> [Study text]
──────────
The World's 50 Best Bars Celebrates 10 Years (Source: William Reed Business Media)

The World’s 50 Best Bars Celebrates 10 years #50BestTalks

(Source: William Reed Business Media)
(Source: William Reed Business Media)

The World’s 50 Best Bars celebrated its 10th anniversary in New York City this week with a #50BestTalks event presented by elit Vodka. Legendary bartenders and bar owners from the list’s No. 1 were brought together for a series of inspirational talks. The speakers included Declan McGurk of American Bar at The Savoy in London; Jim Meehan of PDT in New York; Jillian Vose of The Dead Rabbit in NYC; Alex Kratena, the former head bartender at Artesian in London; Ryan Chetiyawardana of Dandelyan in London and Jonathan Downey of London’s Milk & Honey.

The World's 50 Best Bars Celebrates 10 Years (Source: William Reed Business Media)
The World’s 50 Best Bars Celebrates 10 Years (Source: William Reed Business Media)

There were six individual talks and a panel discussion moderated by David Wondrich about bar trends over the past decade and what is to come in the next decade.

Storytelling is a part of the very start of a human’s appreciation of enjoyment. You are not selling drinks, you are selling service”

Declan McGurk of American Bar at The Savoy in London (The World’s Best Bar 2017) speaking of escapism as one of the most passionate human instincts, with storytelling and engagement imperative to transporting guests when the enter a bar. Storytelling is used to shape the narrative of bar with elements incorporating all aspects from the menu, to the artwork, and most importantly the staff.
──────────
Bounding box prediction data:

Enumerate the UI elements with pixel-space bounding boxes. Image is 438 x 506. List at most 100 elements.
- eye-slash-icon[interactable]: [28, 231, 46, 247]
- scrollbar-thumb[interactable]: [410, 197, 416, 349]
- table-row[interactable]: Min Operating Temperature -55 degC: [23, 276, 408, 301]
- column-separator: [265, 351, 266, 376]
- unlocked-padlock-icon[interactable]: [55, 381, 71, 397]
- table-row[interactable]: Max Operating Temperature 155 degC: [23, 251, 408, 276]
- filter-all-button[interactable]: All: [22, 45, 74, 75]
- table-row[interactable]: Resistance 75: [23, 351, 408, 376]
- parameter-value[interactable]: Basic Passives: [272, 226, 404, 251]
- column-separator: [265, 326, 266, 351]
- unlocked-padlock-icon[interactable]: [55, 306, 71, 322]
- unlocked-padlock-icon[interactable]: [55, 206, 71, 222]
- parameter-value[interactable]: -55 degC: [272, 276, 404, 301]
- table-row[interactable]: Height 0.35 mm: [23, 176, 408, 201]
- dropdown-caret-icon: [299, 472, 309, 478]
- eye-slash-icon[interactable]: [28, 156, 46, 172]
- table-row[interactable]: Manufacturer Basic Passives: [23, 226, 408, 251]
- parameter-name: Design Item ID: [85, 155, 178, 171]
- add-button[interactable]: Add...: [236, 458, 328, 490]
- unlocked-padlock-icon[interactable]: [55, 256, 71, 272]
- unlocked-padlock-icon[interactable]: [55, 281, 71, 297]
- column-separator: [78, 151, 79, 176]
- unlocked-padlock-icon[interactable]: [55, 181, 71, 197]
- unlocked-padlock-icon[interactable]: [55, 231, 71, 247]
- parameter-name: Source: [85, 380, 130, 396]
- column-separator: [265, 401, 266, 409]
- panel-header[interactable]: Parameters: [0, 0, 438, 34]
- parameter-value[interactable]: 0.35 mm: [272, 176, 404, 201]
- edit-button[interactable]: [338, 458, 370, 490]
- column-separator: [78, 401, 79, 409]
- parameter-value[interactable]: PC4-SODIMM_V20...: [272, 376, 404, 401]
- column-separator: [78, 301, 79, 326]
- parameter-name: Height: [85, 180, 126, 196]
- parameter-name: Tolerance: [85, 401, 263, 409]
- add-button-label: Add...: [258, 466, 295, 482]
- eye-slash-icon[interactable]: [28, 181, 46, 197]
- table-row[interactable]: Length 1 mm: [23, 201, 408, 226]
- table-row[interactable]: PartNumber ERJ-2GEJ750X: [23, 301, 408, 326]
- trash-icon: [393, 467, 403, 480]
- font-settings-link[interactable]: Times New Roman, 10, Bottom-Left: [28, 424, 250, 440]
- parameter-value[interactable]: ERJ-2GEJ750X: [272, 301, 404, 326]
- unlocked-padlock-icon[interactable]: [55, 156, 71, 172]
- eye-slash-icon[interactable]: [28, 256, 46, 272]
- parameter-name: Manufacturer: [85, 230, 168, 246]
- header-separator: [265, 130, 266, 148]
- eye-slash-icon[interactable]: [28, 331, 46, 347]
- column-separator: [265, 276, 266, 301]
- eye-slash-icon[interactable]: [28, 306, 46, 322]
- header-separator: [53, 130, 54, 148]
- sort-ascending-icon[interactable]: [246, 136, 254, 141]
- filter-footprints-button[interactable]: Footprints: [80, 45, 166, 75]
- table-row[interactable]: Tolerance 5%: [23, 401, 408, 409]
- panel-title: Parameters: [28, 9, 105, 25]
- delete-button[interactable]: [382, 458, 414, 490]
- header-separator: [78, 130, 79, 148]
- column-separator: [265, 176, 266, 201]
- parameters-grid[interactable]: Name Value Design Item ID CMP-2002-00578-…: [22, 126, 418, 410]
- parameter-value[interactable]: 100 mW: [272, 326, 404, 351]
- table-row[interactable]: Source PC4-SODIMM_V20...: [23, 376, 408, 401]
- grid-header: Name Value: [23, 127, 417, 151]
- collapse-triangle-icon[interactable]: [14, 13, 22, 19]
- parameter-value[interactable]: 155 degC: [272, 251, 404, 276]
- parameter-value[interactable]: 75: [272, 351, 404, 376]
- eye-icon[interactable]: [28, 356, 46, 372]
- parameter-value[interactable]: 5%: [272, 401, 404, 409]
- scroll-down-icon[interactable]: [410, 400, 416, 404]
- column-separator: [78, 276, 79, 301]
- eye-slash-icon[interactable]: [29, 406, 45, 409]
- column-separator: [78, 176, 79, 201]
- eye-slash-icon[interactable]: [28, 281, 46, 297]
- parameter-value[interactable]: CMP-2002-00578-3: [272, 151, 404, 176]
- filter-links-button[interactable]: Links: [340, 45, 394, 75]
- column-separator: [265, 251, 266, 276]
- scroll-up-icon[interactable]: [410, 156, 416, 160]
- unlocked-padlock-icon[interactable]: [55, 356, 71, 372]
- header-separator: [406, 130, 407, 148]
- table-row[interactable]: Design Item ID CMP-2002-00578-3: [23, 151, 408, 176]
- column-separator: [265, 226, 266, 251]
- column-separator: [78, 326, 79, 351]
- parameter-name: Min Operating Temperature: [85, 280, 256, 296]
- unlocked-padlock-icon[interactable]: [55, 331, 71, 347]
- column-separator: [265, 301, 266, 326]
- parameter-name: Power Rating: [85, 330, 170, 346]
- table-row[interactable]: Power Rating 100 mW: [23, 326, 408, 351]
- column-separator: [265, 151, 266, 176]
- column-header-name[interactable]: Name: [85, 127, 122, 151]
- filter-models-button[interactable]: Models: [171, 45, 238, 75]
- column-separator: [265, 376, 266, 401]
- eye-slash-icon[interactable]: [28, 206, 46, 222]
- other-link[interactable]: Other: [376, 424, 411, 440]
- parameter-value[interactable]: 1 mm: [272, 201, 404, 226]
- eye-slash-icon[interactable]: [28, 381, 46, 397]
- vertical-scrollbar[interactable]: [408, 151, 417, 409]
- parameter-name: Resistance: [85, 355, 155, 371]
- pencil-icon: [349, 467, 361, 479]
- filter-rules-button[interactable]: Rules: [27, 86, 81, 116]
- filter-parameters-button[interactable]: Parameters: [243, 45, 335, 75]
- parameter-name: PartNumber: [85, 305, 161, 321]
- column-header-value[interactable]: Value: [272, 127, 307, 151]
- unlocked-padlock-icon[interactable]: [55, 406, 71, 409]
──────────
> [Exercise tasks]
A. In the article on The World's 50 Best Bars anniversary, rewrite the paragraph beginning "The World's 50 Best Bars celebrated its 10th anniversary" as a short bulleted list that keeps its main facts.
B. Answer these questions using the article on The World's 50 Best Bars anniversary:
(i) Who moderated the panel discussion?
(ii) Which bar is Jim Meehan from?
(iii) What title did American Bar at The Savoy hold in 2017?

> [Responses for each task]
A.
- Occasion: the 10th anniversary of The World's 50 Best Bars, held in New York City this week
- Event: a #50BestTalks event presented by elit Vodka
- Format: a series of inspirational talks by legendary bartenders and bar owners from the list's No. 1
- Speakers:
  - Declan McGurk, American Bar at The Savoy, London
  - Jim Meehan, PDT, New York
  - Jillian Vose, The Dead Rabbit, NYC
  - Alex Kratena, former head bartender at Artesian, London
  - Ryan Chetiyawardana, Dandelyan, London
  - Jonathan Downey, Milk & Honey, London

B.
(i) David Wondrich
(ii) PDT in New York
(iii) The World's Best Bar 2017